### DIRECTIVE:
Reproduce each of the following rows verbatim.

===== DATASET EXTRACT =====

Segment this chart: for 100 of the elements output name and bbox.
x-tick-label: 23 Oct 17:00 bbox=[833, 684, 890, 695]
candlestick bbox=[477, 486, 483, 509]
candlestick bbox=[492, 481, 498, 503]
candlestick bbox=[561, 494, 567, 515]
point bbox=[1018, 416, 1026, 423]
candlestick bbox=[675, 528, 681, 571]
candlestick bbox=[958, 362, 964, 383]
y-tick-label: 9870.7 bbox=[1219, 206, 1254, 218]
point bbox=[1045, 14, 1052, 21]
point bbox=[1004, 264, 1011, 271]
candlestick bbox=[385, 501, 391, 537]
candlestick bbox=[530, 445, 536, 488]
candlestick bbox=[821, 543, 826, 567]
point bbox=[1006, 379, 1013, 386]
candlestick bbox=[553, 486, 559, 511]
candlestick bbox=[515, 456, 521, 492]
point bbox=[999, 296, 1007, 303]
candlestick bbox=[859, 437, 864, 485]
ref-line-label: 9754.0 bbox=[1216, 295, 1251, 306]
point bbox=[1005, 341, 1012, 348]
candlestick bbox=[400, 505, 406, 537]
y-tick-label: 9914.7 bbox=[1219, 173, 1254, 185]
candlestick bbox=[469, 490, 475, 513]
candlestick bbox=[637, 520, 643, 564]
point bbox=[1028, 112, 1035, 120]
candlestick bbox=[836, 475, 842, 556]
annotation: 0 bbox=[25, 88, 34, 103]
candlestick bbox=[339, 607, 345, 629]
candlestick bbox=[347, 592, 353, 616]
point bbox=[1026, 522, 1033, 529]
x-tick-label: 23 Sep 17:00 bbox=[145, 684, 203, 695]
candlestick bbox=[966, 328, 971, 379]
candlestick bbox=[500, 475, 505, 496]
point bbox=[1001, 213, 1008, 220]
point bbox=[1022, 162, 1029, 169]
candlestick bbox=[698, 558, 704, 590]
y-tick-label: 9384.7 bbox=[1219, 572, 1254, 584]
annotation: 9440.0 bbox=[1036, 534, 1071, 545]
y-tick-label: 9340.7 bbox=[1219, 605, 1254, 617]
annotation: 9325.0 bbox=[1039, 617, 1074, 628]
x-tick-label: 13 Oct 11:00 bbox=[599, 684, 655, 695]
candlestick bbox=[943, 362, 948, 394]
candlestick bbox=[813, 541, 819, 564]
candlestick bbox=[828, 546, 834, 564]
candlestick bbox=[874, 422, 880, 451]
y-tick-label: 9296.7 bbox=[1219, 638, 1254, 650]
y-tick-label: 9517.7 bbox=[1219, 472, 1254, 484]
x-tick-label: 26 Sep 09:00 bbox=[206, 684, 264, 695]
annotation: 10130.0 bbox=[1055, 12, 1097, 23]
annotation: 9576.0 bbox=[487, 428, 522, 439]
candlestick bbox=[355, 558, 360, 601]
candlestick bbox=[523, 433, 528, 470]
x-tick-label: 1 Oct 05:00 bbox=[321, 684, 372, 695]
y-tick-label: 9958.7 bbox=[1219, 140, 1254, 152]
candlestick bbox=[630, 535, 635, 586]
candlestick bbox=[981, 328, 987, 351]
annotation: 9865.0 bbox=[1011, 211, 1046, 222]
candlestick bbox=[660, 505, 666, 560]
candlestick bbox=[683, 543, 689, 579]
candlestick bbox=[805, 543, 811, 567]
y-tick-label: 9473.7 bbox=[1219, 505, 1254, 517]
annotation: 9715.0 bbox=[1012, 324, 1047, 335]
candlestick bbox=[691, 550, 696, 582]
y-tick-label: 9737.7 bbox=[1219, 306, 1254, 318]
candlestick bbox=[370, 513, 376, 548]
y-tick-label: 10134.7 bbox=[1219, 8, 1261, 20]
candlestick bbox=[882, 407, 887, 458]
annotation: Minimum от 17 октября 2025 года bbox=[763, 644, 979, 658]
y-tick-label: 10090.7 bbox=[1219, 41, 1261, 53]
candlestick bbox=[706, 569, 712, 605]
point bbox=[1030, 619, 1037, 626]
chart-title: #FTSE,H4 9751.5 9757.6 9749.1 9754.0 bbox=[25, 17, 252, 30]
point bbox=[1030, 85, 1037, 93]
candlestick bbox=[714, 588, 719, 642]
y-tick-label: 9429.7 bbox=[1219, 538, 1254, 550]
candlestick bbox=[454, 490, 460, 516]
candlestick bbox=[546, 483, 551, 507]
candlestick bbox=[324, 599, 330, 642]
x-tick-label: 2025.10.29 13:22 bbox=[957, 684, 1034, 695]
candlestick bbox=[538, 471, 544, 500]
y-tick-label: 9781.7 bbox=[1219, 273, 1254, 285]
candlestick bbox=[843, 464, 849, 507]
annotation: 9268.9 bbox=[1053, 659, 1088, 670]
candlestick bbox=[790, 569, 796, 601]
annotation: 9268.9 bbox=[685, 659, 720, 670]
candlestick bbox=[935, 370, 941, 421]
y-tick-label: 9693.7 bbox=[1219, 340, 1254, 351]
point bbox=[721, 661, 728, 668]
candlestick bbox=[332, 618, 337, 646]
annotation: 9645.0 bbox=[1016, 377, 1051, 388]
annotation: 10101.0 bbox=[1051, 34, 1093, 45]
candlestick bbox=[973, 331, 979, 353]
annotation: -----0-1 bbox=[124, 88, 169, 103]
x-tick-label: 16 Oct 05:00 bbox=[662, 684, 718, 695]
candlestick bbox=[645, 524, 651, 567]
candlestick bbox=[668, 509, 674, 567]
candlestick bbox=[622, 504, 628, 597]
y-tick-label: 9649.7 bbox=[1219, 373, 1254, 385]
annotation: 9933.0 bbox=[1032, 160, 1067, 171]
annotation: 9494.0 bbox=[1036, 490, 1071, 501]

=====

### IN RESPONSE:
Segment this chart: for 100 of the elements output name and bbox.
x-tick-label: 23 Oct 17:00 bbox=[833, 684, 890, 695]
candlestick bbox=[477, 486, 483, 509]
candlestick bbox=[492, 481, 498, 503]
candlestick bbox=[561, 494, 567, 515]
point bbox=[1018, 416, 1026, 423]
candlestick bbox=[675, 528, 681, 571]
candlestick bbox=[958, 362, 964, 383]
y-tick-label: 9870.7 bbox=[1219, 206, 1254, 218]
point bbox=[1045, 14, 1052, 21]
point bbox=[1004, 264, 1011, 271]
candlestick bbox=[385, 501, 391, 537]
candlestick bbox=[530, 445, 536, 488]
candlestick bbox=[821, 543, 826, 567]
point bbox=[1006, 379, 1013, 386]
candlestick bbox=[553, 486, 559, 511]
candlestick bbox=[515, 456, 521, 492]
point bbox=[999, 296, 1007, 303]
candlestick bbox=[859, 437, 864, 485]
ref-line-label: 9754.0 bbox=[1216, 295, 1251, 306]
point bbox=[1005, 341, 1012, 348]
candlestick bbox=[400, 505, 406, 537]
y-tick-label: 9914.7 bbox=[1219, 173, 1254, 185]
candlestick bbox=[469, 490, 475, 513]
candlestick bbox=[637, 520, 643, 564]
point bbox=[1028, 112, 1035, 120]
candlestick bbox=[836, 475, 842, 556]
annotation: 0 bbox=[25, 88, 34, 103]
candlestick bbox=[339, 607, 345, 629]
candlestick bbox=[347, 592, 353, 616]
point bbox=[1026, 522, 1033, 529]
x-tick-label: 23 Sep 17:00 bbox=[145, 684, 203, 695]
candlestick bbox=[966, 328, 971, 379]
candlestick bbox=[500, 475, 505, 496]
point bbox=[1001, 213, 1008, 220]
point bbox=[1022, 162, 1029, 169]
candlestick bbox=[698, 558, 704, 590]
y-tick-label: 9384.7 bbox=[1219, 572, 1254, 584]
annotation: 9440.0 bbox=[1036, 534, 1071, 545]
y-tick-label: 9340.7 bbox=[1219, 605, 1254, 617]
annotation: 9325.0 bbox=[1039, 617, 1074, 628]
x-tick-label: 13 Oct 11:00 bbox=[599, 684, 655, 695]
candlestick bbox=[943, 362, 948, 394]
candlestick bbox=[813, 541, 819, 564]
candlestick bbox=[828, 546, 834, 564]
candlestick bbox=[874, 422, 880, 451]
y-tick-label: 9296.7 bbox=[1219, 638, 1254, 650]
y-tick-label: 9517.7 bbox=[1219, 472, 1254, 484]
x-tick-label: 26 Sep 09:00 bbox=[206, 684, 264, 695]
annotation: 10130.0 bbox=[1055, 12, 1097, 23]
annotation: 9576.0 bbox=[487, 428, 522, 439]
candlestick bbox=[355, 558, 360, 601]
candlestick bbox=[523, 433, 528, 470]
x-tick-label: 1 Oct 05:00 bbox=[321, 684, 372, 695]
y-tick-label: 9958.7 bbox=[1219, 140, 1254, 152]
candlestick bbox=[630, 535, 635, 586]
candlestick bbox=[981, 328, 987, 351]
annotation: 9865.0 bbox=[1011, 211, 1046, 222]
candlestick bbox=[660, 505, 666, 560]
candlestick bbox=[683, 543, 689, 579]
candlestick bbox=[805, 543, 811, 567]
y-tick-label: 9473.7 bbox=[1219, 505, 1254, 517]
annotation: 9715.0 bbox=[1012, 324, 1047, 335]
candlestick bbox=[691, 550, 696, 582]
y-tick-label: 9737.7 bbox=[1219, 306, 1254, 318]
candlestick bbox=[370, 513, 376, 548]
y-tick-label: 10134.7 bbox=[1219, 8, 1261, 20]
candlestick bbox=[882, 407, 887, 458]
annotation: Minimum от 17 октября 2025 года bbox=[763, 644, 979, 658]
y-tick-label: 10090.7 bbox=[1219, 41, 1261, 53]
candlestick bbox=[706, 569, 712, 605]
point bbox=[1030, 619, 1037, 626]
chart-title: #FTSE,H4 9751.5 9757.6 9749.1 9754.0 bbox=[25, 17, 252, 30]
point bbox=[1030, 85, 1037, 93]
candlestick bbox=[714, 588, 719, 642]
y-tick-label: 9429.7 bbox=[1219, 538, 1254, 550]
candlestick bbox=[454, 490, 460, 516]
candlestick bbox=[546, 483, 551, 507]
candlestick bbox=[324, 599, 330, 642]
x-tick-label: 2025.10.29 13:22 bbox=[957, 684, 1034, 695]
candlestick bbox=[538, 471, 544, 500]
y-tick-label: 9781.7 bbox=[1219, 273, 1254, 285]
candlestick bbox=[843, 464, 849, 507]
annotation: 9268.9 bbox=[1053, 659, 1088, 670]
candlestick bbox=[790, 569, 796, 601]
annotation: 9268.9 bbox=[685, 659, 720, 670]
candlestick bbox=[935, 370, 941, 421]
y-tick-label: 9693.7 bbox=[1219, 340, 1254, 351]
point bbox=[721, 661, 728, 668]
candlestick bbox=[332, 618, 337, 646]
annotation: 9645.0 bbox=[1016, 377, 1051, 388]
annotation: 10101.0 bbox=[1051, 34, 1093, 45]
candlestick bbox=[973, 331, 979, 353]
annotation: -----0-1 bbox=[124, 88, 169, 103]
x-tick-label: 16 Oct 05:00 bbox=[662, 684, 718, 695]
candlestick bbox=[645, 524, 651, 567]
candlestick bbox=[668, 509, 674, 567]
candlestick bbox=[622, 504, 628, 597]
y-tick-label: 9649.7 bbox=[1219, 373, 1254, 385]
annotation: 9933.0 bbox=[1032, 160, 1067, 171]
annotation: 9494.0 bbox=[1036, 490, 1071, 501]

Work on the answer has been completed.